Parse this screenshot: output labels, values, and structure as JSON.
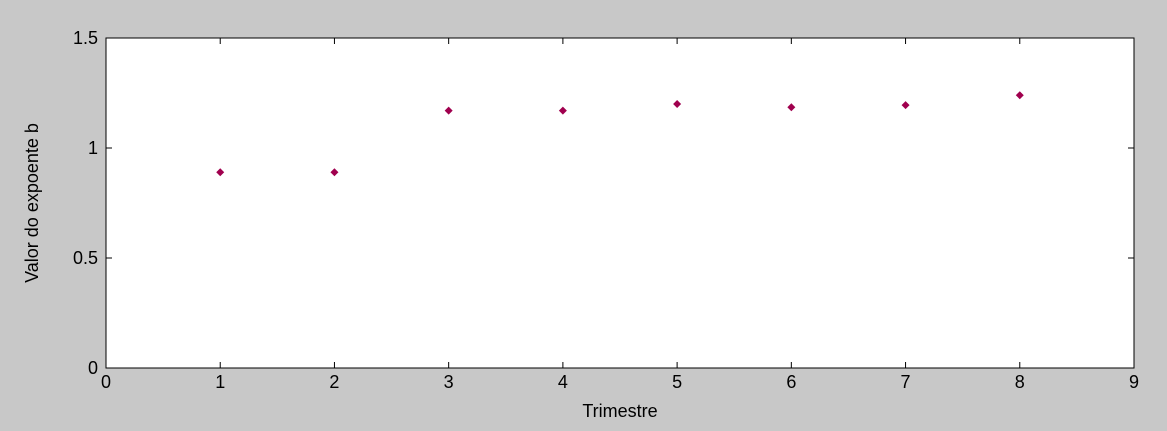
{
  "chart_data": {
    "type": "scatter",
    "title": "",
    "xlabel": "Trimestre",
    "ylabel": "Valor do expoente b",
    "xlim": [
      0,
      9
    ],
    "ylim": [
      0,
      1.5
    ],
    "xticks": [
      "0",
      "1",
      "2",
      "3",
      "4",
      "5",
      "6",
      "7",
      "8",
      "9"
    ],
    "yticks": [
      "0",
      "0.5",
      "1",
      "1.5"
    ],
    "grid": false,
    "legend": "none",
    "marker_color": "#a0004e",
    "series": [
      {
        "x": [
          1,
          2,
          3,
          4,
          5,
          6,
          7,
          8
        ],
        "y": [
          0.89,
          0.89,
          1.17,
          1.17,
          1.2,
          1.185,
          1.195,
          1.24
        ]
      }
    ]
  }
}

### What is asked
Retype the listing exactly. Pictures do not belong in the copy.

### Exercise result
Parse this screenshot: output labels, values, and structure as JSON.
{
  "chart_data": {
    "type": "scatter",
    "title": "",
    "xlabel": "Trimestre",
    "ylabel": "Valor do expoente b",
    "xlim": [
      0,
      9
    ],
    "ylim": [
      0,
      1.5
    ],
    "xticks": [
      "0",
      "1",
      "2",
      "3",
      "4",
      "5",
      "6",
      "7",
      "8",
      "9"
    ],
    "yticks": [
      "0",
      "0.5",
      "1",
      "1.5"
    ],
    "grid": false,
    "legend": "none",
    "marker_color": "#a0004e",
    "series": [
      {
        "x": [
          1,
          2,
          3,
          4,
          5,
          6,
          7,
          8
        ],
        "y": [
          0.89,
          0.89,
          1.17,
          1.17,
          1.2,
          1.185,
          1.195,
          1.24
        ]
      }
    ]
  }
}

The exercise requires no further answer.